### WRITTEN PROBLEM:
Output the entries word for word. Omit images.

### DATA EXTRACT:
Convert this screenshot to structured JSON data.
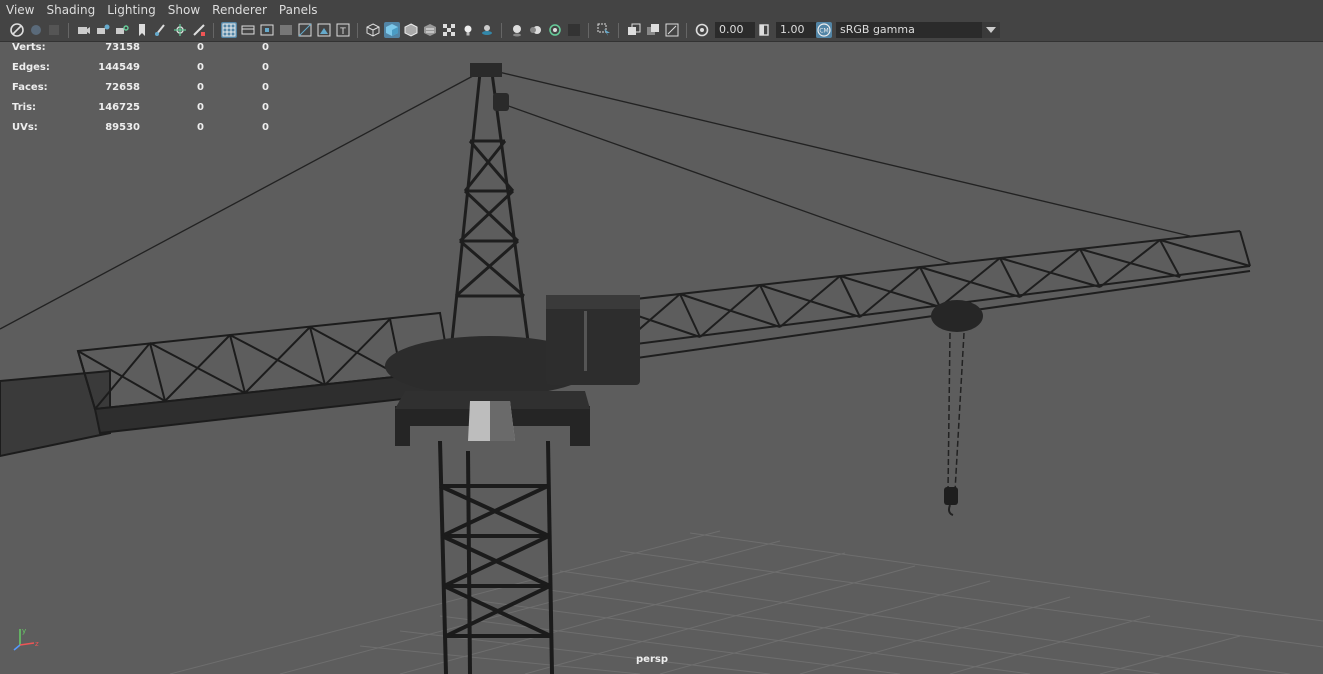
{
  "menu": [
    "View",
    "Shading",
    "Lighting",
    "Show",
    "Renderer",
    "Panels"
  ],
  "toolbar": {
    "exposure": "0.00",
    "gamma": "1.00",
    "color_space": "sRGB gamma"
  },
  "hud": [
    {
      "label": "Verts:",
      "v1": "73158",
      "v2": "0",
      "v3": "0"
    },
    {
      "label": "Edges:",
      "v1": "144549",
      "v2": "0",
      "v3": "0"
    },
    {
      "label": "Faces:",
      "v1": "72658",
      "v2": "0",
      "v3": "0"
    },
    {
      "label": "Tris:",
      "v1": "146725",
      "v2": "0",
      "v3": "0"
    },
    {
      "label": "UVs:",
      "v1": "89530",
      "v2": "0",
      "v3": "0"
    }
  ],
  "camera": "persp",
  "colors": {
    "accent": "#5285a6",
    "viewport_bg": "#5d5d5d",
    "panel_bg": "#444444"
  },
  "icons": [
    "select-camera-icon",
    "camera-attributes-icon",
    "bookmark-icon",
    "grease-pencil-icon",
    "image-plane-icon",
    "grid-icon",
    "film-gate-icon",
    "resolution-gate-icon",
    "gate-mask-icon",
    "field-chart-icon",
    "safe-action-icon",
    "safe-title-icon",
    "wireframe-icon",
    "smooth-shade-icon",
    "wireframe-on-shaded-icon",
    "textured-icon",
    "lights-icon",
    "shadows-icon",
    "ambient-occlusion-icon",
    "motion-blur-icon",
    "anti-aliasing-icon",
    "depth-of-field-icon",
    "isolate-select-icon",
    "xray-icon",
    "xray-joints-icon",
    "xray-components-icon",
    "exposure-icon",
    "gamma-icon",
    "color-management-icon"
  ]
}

### OUTPUT FOR THIS TASK:
Convert this screenshot to structured JSON data.
{
  "menu": [
    "View",
    "Shading",
    "Lighting",
    "Show",
    "Renderer",
    "Panels"
  ],
  "toolbar": {
    "exposure": "0.00",
    "gamma": "1.00",
    "color_space": "sRGB gamma"
  },
  "hud": [
    {
      "label": "Verts:",
      "v1": "73158",
      "v2": "0",
      "v3": "0"
    },
    {
      "label": "Edges:",
      "v1": "144549",
      "v2": "0",
      "v3": "0"
    },
    {
      "label": "Faces:",
      "v1": "72658",
      "v2": "0",
      "v3": "0"
    },
    {
      "label": "Tris:",
      "v1": "146725",
      "v2": "0",
      "v3": "0"
    },
    {
      "label": "UVs:",
      "v1": "89530",
      "v2": "0",
      "v3": "0"
    }
  ],
  "camera": "persp",
  "colors": {
    "accent": "#5285a6",
    "viewport_bg": "#5d5d5d",
    "panel_bg": "#444444"
  },
  "icons": [
    "select-camera-icon",
    "camera-attributes-icon",
    "bookmark-icon",
    "grease-pencil-icon",
    "image-plane-icon",
    "grid-icon",
    "film-gate-icon",
    "resolution-gate-icon",
    "gate-mask-icon",
    "field-chart-icon",
    "safe-action-icon",
    "safe-title-icon",
    "wireframe-icon",
    "smooth-shade-icon",
    "wireframe-on-shaded-icon",
    "textured-icon",
    "lights-icon",
    "shadows-icon",
    "ambient-occlusion-icon",
    "motion-blur-icon",
    "anti-aliasing-icon",
    "depth-of-field-icon",
    "isolate-select-icon",
    "xray-icon",
    "xray-joints-icon",
    "xray-components-icon",
    "exposure-icon",
    "gamma-icon",
    "color-management-icon"
  ]
}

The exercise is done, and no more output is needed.